* **Raw data**
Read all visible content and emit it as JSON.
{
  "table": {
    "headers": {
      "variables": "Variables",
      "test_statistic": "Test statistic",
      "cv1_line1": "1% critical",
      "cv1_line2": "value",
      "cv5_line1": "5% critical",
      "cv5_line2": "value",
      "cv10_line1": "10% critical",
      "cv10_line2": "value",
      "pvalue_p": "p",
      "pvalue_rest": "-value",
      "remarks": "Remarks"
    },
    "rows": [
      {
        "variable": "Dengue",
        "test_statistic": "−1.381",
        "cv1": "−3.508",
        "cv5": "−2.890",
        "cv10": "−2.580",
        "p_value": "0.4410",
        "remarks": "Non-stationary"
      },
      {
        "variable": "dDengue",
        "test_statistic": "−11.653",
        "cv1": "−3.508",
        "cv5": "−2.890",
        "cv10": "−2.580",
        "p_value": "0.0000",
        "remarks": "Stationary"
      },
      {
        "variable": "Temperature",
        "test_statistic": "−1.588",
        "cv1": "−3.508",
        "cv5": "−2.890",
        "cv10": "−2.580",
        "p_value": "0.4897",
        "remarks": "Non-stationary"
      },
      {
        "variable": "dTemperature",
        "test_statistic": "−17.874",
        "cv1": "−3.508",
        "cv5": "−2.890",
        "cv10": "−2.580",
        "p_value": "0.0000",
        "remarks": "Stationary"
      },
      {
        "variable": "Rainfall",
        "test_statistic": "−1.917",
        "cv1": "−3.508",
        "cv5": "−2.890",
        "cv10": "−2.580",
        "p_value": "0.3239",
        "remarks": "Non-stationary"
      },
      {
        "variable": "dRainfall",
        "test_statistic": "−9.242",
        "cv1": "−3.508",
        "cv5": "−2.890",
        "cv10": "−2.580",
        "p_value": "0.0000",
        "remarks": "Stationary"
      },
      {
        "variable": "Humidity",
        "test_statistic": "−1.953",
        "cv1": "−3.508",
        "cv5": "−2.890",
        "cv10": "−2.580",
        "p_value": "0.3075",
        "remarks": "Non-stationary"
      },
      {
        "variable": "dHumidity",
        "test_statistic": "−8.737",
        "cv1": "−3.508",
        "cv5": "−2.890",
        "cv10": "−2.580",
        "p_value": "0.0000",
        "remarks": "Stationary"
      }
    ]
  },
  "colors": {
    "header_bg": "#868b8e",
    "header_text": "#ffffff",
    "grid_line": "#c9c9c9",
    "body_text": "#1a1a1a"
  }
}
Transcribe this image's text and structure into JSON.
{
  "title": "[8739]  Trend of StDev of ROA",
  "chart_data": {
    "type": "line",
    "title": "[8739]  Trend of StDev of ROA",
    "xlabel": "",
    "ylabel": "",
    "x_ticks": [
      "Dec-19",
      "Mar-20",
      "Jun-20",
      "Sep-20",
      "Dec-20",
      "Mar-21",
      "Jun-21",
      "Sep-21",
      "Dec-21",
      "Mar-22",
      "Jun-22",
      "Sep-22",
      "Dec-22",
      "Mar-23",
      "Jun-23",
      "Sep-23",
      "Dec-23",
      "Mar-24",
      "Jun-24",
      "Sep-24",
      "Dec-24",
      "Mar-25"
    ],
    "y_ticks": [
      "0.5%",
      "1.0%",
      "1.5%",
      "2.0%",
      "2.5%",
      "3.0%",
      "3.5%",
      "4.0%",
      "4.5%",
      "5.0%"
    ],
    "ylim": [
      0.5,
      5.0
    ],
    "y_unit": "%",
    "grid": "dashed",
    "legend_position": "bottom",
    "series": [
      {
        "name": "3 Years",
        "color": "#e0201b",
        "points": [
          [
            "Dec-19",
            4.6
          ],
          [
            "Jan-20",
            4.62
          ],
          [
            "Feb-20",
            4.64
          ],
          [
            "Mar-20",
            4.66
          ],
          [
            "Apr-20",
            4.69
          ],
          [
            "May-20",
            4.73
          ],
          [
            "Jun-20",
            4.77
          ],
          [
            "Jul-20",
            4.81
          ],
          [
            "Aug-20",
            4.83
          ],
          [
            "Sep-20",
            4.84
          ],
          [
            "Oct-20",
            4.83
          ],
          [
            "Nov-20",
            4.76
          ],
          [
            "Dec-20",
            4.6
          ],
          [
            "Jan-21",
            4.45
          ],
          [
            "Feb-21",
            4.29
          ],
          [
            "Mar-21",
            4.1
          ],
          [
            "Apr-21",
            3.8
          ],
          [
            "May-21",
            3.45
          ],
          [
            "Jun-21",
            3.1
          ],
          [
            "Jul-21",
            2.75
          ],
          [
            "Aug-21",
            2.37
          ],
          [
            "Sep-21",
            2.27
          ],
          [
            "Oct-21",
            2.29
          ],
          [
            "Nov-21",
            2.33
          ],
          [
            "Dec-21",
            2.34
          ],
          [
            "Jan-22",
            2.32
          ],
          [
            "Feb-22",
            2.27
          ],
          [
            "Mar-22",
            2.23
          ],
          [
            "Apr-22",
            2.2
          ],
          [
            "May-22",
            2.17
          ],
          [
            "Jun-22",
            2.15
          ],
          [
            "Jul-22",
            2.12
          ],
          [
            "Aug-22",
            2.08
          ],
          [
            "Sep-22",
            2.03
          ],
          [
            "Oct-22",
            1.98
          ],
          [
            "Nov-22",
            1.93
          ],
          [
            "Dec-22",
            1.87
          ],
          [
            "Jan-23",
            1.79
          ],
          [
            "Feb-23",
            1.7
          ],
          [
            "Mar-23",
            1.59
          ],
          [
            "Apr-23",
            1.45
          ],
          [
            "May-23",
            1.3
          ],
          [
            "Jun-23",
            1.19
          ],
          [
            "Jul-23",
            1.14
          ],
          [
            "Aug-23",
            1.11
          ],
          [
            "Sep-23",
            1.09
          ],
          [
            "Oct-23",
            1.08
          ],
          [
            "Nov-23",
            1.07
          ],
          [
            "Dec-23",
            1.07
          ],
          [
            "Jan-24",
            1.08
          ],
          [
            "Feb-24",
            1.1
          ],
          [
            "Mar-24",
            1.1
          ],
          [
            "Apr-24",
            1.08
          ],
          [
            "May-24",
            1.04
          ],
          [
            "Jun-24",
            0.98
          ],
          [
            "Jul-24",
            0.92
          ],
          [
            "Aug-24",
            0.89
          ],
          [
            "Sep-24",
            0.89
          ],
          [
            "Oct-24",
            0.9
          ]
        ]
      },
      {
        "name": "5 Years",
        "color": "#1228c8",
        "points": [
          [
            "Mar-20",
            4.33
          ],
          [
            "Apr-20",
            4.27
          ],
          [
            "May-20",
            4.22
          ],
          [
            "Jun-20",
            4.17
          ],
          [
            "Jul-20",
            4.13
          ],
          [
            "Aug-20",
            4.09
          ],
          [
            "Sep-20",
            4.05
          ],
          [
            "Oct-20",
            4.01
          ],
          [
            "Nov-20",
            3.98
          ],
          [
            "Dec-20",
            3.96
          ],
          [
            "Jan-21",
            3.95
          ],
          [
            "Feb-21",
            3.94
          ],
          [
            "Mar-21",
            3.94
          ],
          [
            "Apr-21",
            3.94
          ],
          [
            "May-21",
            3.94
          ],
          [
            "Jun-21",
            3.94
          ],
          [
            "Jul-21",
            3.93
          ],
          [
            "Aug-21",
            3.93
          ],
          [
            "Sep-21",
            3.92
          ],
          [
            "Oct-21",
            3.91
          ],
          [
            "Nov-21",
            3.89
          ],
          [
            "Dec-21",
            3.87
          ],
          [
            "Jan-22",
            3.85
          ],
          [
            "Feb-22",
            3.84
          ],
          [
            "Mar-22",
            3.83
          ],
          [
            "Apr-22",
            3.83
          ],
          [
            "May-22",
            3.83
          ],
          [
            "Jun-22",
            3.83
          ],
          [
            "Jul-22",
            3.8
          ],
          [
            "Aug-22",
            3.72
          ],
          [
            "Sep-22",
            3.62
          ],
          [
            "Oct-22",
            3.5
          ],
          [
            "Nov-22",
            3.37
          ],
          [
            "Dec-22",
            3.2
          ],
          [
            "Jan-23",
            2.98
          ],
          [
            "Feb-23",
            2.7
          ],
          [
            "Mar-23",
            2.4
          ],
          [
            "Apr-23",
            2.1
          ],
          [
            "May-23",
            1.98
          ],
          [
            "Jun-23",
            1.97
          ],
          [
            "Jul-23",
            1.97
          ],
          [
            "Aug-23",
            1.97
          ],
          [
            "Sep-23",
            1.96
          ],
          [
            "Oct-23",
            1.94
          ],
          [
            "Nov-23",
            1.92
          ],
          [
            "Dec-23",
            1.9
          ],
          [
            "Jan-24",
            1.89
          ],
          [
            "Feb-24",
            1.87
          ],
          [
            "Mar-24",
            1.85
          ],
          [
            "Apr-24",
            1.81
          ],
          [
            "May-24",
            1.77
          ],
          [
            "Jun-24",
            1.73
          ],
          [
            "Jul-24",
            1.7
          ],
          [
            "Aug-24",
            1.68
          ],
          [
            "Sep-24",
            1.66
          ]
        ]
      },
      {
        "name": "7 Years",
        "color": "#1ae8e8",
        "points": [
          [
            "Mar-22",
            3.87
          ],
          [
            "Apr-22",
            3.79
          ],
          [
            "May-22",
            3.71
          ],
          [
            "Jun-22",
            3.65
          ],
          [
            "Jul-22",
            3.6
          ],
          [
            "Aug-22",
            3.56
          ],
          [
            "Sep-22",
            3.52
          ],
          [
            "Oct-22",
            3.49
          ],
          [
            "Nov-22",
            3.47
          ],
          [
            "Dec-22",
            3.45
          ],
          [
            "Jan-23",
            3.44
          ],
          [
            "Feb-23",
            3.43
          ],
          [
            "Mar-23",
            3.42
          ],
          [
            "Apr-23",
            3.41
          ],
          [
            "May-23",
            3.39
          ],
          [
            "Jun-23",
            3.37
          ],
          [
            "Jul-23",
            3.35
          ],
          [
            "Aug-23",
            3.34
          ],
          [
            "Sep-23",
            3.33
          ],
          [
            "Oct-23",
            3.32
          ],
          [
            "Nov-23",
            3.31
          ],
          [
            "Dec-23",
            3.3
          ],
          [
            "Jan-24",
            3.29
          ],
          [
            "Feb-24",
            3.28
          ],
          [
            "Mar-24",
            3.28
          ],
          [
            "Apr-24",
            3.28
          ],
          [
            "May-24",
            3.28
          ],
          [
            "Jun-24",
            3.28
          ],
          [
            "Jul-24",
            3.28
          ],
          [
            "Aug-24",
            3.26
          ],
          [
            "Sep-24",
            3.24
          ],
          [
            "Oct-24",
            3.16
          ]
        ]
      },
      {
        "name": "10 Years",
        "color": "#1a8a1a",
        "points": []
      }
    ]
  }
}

* **Given problem**
Find how many lines of the entries contain "Trend". Respond with the number only.

* **Correct response**
2